*** Data section ***
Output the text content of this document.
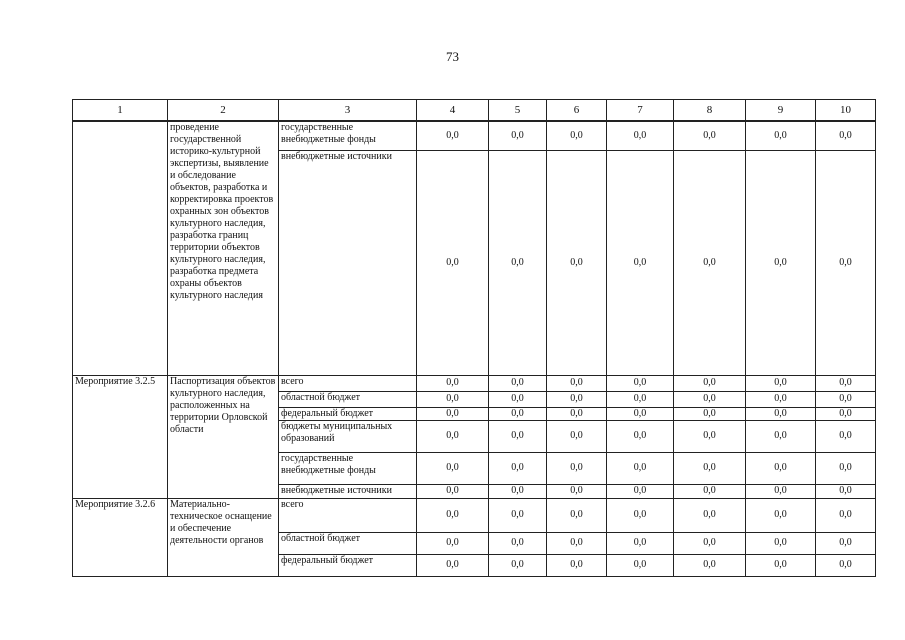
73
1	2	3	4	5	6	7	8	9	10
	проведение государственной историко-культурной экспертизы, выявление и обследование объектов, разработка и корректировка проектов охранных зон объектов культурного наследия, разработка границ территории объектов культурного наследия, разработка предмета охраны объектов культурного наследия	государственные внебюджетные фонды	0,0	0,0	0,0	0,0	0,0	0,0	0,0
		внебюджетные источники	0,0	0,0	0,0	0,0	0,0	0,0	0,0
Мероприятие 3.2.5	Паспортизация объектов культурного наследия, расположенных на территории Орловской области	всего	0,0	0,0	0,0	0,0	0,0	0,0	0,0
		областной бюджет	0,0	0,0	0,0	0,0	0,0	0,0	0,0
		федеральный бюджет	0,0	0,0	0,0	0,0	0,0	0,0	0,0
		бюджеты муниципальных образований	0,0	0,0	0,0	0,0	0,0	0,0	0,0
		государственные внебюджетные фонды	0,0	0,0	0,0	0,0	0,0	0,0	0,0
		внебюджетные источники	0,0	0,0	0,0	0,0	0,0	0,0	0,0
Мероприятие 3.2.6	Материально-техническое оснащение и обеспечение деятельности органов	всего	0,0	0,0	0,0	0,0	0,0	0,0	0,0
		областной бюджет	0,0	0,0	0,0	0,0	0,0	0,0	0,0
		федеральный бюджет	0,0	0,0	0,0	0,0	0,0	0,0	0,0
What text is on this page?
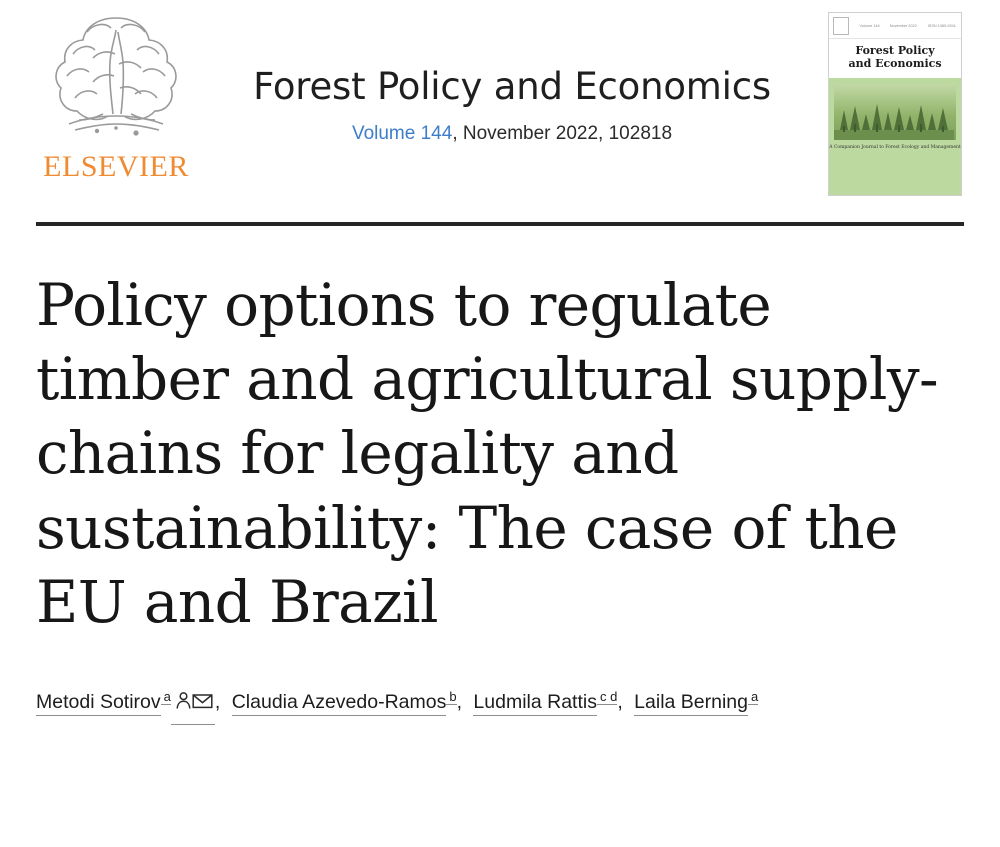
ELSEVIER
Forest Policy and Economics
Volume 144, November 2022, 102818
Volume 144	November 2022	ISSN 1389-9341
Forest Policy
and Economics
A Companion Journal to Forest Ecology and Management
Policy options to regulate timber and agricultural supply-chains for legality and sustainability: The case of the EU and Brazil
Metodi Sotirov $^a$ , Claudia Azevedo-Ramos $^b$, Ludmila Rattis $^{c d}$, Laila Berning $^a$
***
Repeat every record precisely. Any picture among them stays out of the copy.

Output the text content of this document.
73
1	2	3	4	5	6	7	8	9	10
	проведение государственной историко-культурной экспертизы, выявление и обследование объектов, разработка и корректировка проектов охранных зон объектов культурного наследия, разработка границ территории объектов культурного наследия, разработка предмета охраны объектов культурного наследия	государственные внебюджетные фонды	0,0	0,0	0,0	0,0	0,0	0,0	0,0
		внебюджетные источники	0,0	0,0	0,0	0,0	0,0	0,0	0,0
Мероприятие 3.2.5	Паспортизация объектов культурного наследия, расположенных на территории Орловской области	всего	0,0	0,0	0,0	0,0	0,0	0,0	0,0
		областной бюджет	0,0	0,0	0,0	0,0	0,0	0,0	0,0
		федеральный бюджет	0,0	0,0	0,0	0,0	0,0	0,0	0,0
		бюджеты муниципальных образований	0,0	0,0	0,0	0,0	0,0	0,0	0,0
		государственные внебюджетные фонды	0,0	0,0	0,0	0,0	0,0	0,0	0,0
		внебюджетные источники	0,0	0,0	0,0	0,0	0,0	0,0	0,0
Мероприятие 3.2.6	Материально-техническое оснащение и обеспечение деятельности органов	всего	0,0	0,0	0,0	0,0	0,0	0,0	0,0
		областной бюджет	0,0	0,0	0,0	0,0	0,0	0,0	0,0
		федеральный бюджет	0,0	0,0	0,0	0,0	0,0	0,0	0,0
What text is on this page?
ELSEVIER
Forest Policy and Economics
Volume 144, November 2022, 102818
Volume 144	November 2022	ISSN 1389-9341
Forest Policy
and Economics
A Companion Journal to Forest Ecology and Management
Policy options to regulate timber and agricultural supply-chains for legality and sustainability: The case of the EU and Brazil
Metodi Sotirov $^a$ , Claudia Azevedo-Ramos $^b$, Ludmila Rattis $^{c d}$, Laila Berning $^a$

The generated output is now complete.